What is expected: Below is the data. Give it again, complete and exact.
-- begin Material shown --
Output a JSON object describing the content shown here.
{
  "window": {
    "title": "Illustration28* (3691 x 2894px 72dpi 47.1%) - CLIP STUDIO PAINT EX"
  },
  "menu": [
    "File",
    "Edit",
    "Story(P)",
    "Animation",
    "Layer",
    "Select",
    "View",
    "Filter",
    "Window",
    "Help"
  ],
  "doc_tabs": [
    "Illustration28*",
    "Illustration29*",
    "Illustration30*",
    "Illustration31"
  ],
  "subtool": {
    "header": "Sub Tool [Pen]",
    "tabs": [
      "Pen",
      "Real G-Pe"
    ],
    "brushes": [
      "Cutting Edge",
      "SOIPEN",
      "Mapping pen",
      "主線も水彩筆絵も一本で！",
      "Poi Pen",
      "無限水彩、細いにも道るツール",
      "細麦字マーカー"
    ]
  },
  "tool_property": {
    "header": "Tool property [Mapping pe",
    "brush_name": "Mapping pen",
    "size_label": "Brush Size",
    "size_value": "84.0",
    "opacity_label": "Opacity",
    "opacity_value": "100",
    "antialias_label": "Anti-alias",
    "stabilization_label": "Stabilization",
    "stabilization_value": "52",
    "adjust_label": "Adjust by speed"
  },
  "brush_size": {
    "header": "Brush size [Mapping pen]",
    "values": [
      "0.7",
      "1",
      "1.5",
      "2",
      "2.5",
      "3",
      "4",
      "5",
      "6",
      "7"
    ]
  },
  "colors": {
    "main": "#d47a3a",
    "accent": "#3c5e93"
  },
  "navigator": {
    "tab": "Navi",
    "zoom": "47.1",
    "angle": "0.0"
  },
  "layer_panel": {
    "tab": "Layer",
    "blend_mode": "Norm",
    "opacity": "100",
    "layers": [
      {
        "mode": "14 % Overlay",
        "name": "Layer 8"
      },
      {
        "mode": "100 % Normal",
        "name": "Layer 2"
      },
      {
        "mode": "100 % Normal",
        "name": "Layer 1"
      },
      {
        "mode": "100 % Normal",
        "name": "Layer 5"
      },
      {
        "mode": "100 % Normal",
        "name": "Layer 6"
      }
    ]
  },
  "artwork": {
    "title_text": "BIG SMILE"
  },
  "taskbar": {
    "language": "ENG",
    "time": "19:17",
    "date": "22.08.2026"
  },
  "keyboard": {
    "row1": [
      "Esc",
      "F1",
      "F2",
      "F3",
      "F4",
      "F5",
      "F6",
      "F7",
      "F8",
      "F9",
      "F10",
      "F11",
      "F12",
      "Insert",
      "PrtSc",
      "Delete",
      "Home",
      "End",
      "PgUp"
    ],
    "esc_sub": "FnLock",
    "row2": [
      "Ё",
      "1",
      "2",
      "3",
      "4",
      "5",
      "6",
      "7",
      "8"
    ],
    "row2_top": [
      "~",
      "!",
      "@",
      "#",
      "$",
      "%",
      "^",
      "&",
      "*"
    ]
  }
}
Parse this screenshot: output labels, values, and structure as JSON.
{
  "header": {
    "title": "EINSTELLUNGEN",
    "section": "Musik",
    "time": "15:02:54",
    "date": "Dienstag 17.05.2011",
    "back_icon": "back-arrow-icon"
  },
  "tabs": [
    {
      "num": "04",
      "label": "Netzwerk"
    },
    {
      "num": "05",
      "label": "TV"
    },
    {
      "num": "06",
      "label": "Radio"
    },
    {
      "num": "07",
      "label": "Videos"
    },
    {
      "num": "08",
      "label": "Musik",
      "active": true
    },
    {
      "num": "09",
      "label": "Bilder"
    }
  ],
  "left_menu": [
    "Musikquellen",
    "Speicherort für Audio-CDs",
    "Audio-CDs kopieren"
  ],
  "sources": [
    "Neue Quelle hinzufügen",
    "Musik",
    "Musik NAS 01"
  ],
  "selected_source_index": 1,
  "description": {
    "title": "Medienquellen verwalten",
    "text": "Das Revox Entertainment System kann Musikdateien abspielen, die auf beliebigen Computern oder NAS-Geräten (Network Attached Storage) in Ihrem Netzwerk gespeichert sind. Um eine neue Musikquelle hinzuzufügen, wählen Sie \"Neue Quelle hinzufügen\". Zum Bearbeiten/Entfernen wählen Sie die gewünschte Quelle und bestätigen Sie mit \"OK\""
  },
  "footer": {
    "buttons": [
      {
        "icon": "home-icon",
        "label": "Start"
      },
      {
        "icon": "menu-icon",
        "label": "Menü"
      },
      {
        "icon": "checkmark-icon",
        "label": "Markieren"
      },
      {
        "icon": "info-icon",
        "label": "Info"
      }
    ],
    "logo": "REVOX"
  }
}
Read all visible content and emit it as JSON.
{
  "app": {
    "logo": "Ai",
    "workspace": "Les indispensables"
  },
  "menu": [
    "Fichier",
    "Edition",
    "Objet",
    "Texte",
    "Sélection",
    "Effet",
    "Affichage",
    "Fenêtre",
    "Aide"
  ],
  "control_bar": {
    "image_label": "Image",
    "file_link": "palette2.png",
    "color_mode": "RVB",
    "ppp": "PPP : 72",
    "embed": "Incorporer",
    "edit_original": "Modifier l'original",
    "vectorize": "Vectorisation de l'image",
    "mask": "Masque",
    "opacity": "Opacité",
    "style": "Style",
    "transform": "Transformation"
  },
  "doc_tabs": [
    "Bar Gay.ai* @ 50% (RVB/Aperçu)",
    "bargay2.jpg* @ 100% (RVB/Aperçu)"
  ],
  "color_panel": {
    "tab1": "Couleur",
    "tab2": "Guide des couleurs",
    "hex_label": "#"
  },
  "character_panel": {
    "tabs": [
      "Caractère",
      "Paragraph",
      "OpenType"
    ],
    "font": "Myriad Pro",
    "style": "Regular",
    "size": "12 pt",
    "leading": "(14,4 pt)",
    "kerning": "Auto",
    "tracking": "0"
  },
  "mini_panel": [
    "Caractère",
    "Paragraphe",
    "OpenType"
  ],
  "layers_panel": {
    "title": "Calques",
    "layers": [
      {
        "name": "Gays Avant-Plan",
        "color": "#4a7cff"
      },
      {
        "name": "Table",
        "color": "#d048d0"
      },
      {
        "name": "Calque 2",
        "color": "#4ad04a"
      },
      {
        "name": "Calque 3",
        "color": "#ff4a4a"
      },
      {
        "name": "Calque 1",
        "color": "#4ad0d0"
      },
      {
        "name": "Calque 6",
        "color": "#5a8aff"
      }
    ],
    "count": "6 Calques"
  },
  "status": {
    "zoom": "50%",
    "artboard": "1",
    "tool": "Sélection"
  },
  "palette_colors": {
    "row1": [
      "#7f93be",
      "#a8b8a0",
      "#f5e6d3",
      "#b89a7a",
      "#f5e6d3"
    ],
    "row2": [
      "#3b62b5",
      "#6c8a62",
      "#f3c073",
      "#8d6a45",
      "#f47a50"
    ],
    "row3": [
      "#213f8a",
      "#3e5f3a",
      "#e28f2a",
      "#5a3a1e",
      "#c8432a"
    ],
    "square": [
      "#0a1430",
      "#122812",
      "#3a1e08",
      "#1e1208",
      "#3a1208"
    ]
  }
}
-- end Material shown --
Correct answer:
Output a JSON object describing the content shown here.
{
  "window": {
    "title": "Illustration28* (3691 x 2894px 72dpi 47.1%) - CLIP STUDIO PAINT EX"
  },
  "menu": [
    "File",
    "Edit",
    "Story(P)",
    "Animation",
    "Layer",
    "Select",
    "View",
    "Filter",
    "Window",
    "Help"
  ],
  "doc_tabs": [
    "Illustration28*",
    "Illustration29*",
    "Illustration30*",
    "Illustration31"
  ],
  "subtool": {
    "header": "Sub Tool [Pen]",
    "tabs": [
      "Pen",
      "Real G-Pe"
    ],
    "brushes": [
      "Cutting Edge",
      "SOIPEN",
      "Mapping pen",
      "主線も水彩筆絵も一本で！",
      "Poi Pen",
      "無限水彩、細いにも道るツール",
      "細麦字マーカー"
    ]
  },
  "tool_property": {
    "header": "Tool property [Mapping pe",
    "brush_name": "Mapping pen",
    "size_label": "Brush Size",
    "size_value": "84.0",
    "opacity_label": "Opacity",
    "opacity_value": "100",
    "antialias_label": "Anti-alias",
    "stabilization_label": "Stabilization",
    "stabilization_value": "52",
    "adjust_label": "Adjust by speed"
  },
  "brush_size": {
    "header": "Brush size [Mapping pen]",
    "values": [
      "0.7",
      "1",
      "1.5",
      "2",
      "2.5",
      "3",
      "4",
      "5",
      "6",
      "7"
    ]
  },
  "colors": {
    "main": "#d47a3a",
    "accent": "#3c5e93"
  },
  "navigator": {
    "tab": "Navi",
    "zoom": "47.1",
    "angle": "0.0"
  },
  "layer_panel": {
    "tab": "Layer",
    "blend_mode": "Norm",
    "opacity": "100",
    "layers": [
      {
        "mode": "14 % Overlay",
        "name": "Layer 8"
      },
      {
        "mode": "100 % Normal",
        "name": "Layer 2"
      },
      {
        "mode": "100 % Normal",
        "name": "Layer 1"
      },
      {
        "mode": "100 % Normal",
        "name": "Layer 5"
      },
      {
        "mode": "100 % Normal",
        "name": "Layer 6"
      }
    ]
  },
  "artwork": {
    "title_text": "BIG SMILE"
  },
  "taskbar": {
    "language": "ENG",
    "time": "19:17",
    "date": "22.08.2026"
  },
  "keyboard": {
    "row1": [
      "Esc",
      "F1",
      "F2",
      "F3",
      "F4",
      "F5",
      "F6",
      "F7",
      "F8",
      "F9",
      "F10",
      "F11",
      "F12",
      "Insert",
      "PrtSc",
      "Delete",
      "Home",
      "End",
      "PgUp"
    ],
    "esc_sub": "FnLock",
    "row2": [
      "Ё",
      "1",
      "2",
      "3",
      "4",
      "5",
      "6",
      "7",
      "8"
    ],
    "row2_top": [
      "~",
      "!",
      "@",
      "#",
      "$",
      "%",
      "^",
      "&",
      "*"
    ]
  }
}
Parse this screenshot: output labels, values, and structure as JSON.
{
  "header": {
    "title": "EINSTELLUNGEN",
    "section": "Musik",
    "time": "15:02:54",
    "date": "Dienstag 17.05.2011",
    "back_icon": "back-arrow-icon"
  },
  "tabs": [
    {
      "num": "04",
      "label": "Netzwerk"
    },
    {
      "num": "05",
      "label": "TV"
    },
    {
      "num": "06",
      "label": "Radio"
    },
    {
      "num": "07",
      "label": "Videos"
    },
    {
      "num": "08",
      "label": "Musik",
      "active": true
    },
    {
      "num": "09",
      "label": "Bilder"
    }
  ],
  "left_menu": [
    "Musikquellen",
    "Speicherort für Audio-CDs",
    "Audio-CDs kopieren"
  ],
  "sources": [
    "Neue Quelle hinzufügen",
    "Musik",
    "Musik NAS 01"
  ],
  "selected_source_index": 1,
  "description": {
    "title": "Medienquellen verwalten",
    "text": "Das Revox Entertainment System kann Musikdateien abspielen, die auf beliebigen Computern oder NAS-Geräten (Network Attached Storage) in Ihrem Netzwerk gespeichert sind. Um eine neue Musikquelle hinzuzufügen, wählen Sie \"Neue Quelle hinzufügen\". Zum Bearbeiten/Entfernen wählen Sie die gewünschte Quelle und bestätigen Sie mit \"OK\""
  },
  "footer": {
    "buttons": [
      {
        "icon": "home-icon",
        "label": "Start"
      },
      {
        "icon": "menu-icon",
        "label": "Menü"
      },
      {
        "icon": "checkmark-icon",
        "label": "Markieren"
      },
      {
        "icon": "info-icon",
        "label": "Info"
      }
    ],
    "logo": "REVOX"
  }
}
Read all visible content and emit it as JSON.
{
  "app": {
    "logo": "Ai",
    "workspace": "Les indispensables"
  },
  "menu": [
    "Fichier",
    "Edition",
    "Objet",
    "Texte",
    "Sélection",
    "Effet",
    "Affichage",
    "Fenêtre",
    "Aide"
  ],
  "control_bar": {
    "image_label": "Image",
    "file_link": "palette2.png",
    "color_mode": "RVB",
    "ppp": "PPP : 72",
    "embed": "Incorporer",
    "edit_original": "Modifier l'original",
    "vectorize": "Vectorisation de l'image",
    "mask": "Masque",
    "opacity": "Opacité",
    "style": "Style",
    "transform": "Transformation"
  },
  "doc_tabs": [
    "Bar Gay.ai* @ 50% (RVB/Aperçu)",
    "bargay2.jpg* @ 100% (RVB/Aperçu)"
  ],
  "color_panel": {
    "tab1": "Couleur",
    "tab2": "Guide des couleurs",
    "hex_label": "#"
  },
  "character_panel": {
    "tabs": [
      "Caractère",
      "Paragraph",
      "OpenType"
    ],
    "font": "Myriad Pro",
    "style": "Regular",
    "size": "12 pt",
    "leading": "(14,4 pt)",
    "kerning": "Auto",
    "tracking": "0"
  },
  "mini_panel": [
    "Caractère",
    "Paragraphe",
    "OpenType"
  ],
  "layers_panel": {
    "title": "Calques",
    "layers": [
      {
        "name": "Gays Avant-Plan",
        "color": "#4a7cff"
      },
      {
        "name": "Table",
        "color": "#d048d0"
      },
      {
        "name": "Calque 2",
        "color": "#4ad04a"
      },
      {
        "name": "Calque 3",
        "color": "#ff4a4a"
      },
      {
        "name": "Calque 1",
        "color": "#4ad0d0"
      },
      {
        "name": "Calque 6",
        "color": "#5a8aff"
      }
    ],
    "count": "6 Calques"
  },
  "status": {
    "zoom": "50%",
    "artboard": "1",
    "tool": "Sélection"
  },
  "palette_colors": {
    "row1": [
      "#7f93be",
      "#a8b8a0",
      "#f5e6d3",
      "#b89a7a",
      "#f5e6d3"
    ],
    "row2": [
      "#3b62b5",
      "#6c8a62",
      "#f3c073",
      "#8d6a45",
      "#f47a50"
    ],
    "row3": [
      "#213f8a",
      "#3e5f3a",
      "#e28f2a",
      "#5a3a1e",
      "#c8432a"
    ],
    "square": [
      "#0a1430",
      "#122812",
      "#3a1e08",
      "#1e1208",
      "#3a1208"
    ]
  }
}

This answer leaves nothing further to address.